** START OF Data rows **

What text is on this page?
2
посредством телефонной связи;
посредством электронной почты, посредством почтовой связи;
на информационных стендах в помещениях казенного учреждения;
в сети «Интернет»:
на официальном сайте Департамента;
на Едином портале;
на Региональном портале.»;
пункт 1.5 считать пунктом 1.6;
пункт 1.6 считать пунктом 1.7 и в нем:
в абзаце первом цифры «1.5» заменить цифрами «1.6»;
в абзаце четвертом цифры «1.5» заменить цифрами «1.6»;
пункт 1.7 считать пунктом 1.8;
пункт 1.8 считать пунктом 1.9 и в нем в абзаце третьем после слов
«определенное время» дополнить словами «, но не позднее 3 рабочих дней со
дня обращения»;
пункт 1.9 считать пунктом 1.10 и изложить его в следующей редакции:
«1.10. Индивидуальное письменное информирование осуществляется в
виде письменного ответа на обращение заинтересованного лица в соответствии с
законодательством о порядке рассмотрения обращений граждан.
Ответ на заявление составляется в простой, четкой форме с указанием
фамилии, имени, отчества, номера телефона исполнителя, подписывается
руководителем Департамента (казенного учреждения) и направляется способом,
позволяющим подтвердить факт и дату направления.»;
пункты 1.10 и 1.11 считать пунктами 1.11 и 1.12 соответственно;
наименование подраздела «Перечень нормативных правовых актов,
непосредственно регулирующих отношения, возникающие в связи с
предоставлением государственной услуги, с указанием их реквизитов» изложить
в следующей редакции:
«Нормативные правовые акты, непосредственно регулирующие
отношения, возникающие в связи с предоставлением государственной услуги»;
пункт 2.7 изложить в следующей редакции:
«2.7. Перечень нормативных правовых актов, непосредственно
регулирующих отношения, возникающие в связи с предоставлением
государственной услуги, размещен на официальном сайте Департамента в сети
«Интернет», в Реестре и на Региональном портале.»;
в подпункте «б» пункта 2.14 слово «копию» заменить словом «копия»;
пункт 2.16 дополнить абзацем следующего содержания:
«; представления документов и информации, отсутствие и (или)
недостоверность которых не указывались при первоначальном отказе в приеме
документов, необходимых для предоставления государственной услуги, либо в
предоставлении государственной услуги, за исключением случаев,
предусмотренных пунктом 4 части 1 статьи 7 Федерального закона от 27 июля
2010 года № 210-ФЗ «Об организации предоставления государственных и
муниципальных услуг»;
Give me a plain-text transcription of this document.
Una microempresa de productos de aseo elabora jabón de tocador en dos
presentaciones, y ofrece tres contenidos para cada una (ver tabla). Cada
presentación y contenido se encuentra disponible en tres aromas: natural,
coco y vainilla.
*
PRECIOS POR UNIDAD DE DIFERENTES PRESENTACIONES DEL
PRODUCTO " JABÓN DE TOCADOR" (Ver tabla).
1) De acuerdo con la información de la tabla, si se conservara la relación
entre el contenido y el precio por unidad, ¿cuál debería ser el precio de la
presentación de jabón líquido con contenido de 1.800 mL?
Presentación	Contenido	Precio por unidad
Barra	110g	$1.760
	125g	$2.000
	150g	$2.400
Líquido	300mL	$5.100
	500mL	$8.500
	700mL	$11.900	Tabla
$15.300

** END OF Data rows **

** The exercise **
Search the records for the string "Перечень" and return every line in which it occurs.

** Task output **
наименование подраздела «Перечень нормативных правовых актов,
«2.7. Перечень нормативных правовых актов, непосредственно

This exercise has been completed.